*RECORDS PROVIDED:*
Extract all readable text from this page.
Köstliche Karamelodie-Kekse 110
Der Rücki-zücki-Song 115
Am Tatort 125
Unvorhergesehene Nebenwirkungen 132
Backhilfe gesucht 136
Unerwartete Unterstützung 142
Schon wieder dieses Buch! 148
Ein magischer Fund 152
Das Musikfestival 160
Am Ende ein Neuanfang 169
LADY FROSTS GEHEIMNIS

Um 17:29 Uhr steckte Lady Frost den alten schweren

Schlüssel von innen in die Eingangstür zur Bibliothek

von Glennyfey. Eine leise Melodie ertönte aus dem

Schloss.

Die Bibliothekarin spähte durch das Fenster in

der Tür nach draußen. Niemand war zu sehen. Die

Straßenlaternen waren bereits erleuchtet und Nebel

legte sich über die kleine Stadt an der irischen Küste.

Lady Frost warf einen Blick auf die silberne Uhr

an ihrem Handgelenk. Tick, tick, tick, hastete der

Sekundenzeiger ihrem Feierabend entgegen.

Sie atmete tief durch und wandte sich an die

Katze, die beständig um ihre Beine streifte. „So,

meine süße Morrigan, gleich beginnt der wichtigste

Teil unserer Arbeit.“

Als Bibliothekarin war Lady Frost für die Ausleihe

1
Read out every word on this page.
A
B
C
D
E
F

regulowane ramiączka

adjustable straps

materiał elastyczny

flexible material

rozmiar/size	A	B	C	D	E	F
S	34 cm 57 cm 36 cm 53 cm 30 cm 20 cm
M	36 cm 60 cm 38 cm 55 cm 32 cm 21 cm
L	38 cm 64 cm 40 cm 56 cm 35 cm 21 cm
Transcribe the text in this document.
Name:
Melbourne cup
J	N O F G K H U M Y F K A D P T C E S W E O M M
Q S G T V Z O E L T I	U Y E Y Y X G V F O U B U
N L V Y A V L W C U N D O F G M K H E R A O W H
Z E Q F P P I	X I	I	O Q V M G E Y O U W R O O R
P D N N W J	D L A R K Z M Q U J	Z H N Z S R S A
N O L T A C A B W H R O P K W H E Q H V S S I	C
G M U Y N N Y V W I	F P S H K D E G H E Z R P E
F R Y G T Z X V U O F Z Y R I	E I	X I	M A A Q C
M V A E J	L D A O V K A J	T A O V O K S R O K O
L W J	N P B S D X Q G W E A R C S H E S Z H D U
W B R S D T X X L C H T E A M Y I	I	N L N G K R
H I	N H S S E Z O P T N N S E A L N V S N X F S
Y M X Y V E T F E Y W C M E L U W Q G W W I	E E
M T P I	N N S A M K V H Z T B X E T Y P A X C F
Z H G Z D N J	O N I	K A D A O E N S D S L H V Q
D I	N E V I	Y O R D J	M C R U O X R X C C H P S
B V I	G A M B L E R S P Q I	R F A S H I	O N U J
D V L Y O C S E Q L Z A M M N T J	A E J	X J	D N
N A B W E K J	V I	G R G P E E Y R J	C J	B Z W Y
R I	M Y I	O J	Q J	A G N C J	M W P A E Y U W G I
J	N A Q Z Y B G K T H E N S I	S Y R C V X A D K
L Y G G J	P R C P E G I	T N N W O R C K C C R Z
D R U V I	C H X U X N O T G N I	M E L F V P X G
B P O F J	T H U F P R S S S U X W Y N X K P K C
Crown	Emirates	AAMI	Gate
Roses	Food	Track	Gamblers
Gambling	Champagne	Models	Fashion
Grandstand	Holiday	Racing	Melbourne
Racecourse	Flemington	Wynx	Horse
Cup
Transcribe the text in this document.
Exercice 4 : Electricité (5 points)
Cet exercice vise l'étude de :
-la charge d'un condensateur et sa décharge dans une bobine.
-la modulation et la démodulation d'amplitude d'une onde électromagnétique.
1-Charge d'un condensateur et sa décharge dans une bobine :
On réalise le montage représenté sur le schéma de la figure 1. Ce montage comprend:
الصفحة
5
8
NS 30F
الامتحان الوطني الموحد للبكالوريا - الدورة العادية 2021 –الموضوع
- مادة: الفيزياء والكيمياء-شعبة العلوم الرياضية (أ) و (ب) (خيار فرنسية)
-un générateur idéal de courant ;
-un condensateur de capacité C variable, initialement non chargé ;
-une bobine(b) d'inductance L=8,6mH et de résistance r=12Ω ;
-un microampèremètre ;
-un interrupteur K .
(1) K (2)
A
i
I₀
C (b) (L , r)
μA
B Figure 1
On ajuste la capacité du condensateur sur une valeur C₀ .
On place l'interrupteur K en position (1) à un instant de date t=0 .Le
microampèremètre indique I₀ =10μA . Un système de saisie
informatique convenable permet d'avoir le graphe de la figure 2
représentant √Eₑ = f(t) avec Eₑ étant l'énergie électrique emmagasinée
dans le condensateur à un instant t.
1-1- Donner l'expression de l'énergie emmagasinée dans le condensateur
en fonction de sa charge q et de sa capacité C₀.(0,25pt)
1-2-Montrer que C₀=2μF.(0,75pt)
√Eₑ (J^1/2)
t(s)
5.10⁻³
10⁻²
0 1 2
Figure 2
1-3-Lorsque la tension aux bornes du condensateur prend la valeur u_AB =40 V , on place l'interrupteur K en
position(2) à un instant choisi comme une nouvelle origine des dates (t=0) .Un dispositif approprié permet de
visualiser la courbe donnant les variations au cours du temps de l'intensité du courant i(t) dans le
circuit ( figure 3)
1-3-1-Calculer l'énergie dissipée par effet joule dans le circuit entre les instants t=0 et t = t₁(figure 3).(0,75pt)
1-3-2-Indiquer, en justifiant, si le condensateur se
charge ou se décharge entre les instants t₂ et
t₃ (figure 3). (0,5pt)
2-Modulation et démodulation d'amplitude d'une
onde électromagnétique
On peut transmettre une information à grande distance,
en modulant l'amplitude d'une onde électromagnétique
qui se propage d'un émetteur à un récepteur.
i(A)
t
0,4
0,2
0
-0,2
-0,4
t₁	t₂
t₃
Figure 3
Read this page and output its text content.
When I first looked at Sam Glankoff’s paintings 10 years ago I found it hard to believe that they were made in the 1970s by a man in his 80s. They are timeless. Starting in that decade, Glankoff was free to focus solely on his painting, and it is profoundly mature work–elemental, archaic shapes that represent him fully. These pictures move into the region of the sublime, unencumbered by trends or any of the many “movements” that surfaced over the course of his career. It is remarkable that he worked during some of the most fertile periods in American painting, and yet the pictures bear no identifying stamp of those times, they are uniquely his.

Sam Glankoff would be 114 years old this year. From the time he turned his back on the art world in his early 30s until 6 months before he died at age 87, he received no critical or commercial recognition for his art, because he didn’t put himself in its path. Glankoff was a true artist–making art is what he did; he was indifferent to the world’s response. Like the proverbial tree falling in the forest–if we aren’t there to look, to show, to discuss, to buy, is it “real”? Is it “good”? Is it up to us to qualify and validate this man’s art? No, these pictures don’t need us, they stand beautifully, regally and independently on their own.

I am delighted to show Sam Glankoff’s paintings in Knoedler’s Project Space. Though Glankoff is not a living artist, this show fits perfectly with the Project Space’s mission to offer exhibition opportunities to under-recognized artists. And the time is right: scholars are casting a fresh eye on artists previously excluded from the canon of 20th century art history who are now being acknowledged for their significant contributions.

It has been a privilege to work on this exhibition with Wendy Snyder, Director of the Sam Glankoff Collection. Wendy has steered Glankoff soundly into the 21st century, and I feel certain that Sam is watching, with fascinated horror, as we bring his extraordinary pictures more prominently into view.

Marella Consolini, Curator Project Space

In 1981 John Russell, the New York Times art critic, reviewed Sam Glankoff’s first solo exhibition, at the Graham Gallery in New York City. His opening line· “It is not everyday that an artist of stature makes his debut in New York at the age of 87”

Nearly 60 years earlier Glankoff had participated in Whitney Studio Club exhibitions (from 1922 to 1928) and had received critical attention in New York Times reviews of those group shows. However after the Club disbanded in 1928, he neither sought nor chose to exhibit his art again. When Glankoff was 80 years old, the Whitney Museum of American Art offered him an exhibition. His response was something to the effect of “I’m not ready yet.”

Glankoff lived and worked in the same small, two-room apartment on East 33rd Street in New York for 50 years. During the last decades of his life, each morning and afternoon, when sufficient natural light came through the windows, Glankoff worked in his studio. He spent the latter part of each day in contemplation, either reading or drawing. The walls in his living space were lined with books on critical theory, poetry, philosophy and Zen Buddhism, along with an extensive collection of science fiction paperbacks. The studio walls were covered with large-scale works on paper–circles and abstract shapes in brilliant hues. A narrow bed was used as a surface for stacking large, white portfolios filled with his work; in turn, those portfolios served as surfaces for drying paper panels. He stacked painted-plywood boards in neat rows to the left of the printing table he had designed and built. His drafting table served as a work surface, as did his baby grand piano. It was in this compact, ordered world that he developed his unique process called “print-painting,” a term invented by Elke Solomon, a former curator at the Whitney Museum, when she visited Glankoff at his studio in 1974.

*WHAT IS ASKED:* List the lines of the material in which the word "amplitude" occurs.

*ANSWER TO THE EXERCISE:*
-la modulation et la démodulation d'amplitude d'une onde électromagnétique.
2-Modulation et démodulation d'amplitude d'une
en modulant l'amplitude d'une onde électromagnétique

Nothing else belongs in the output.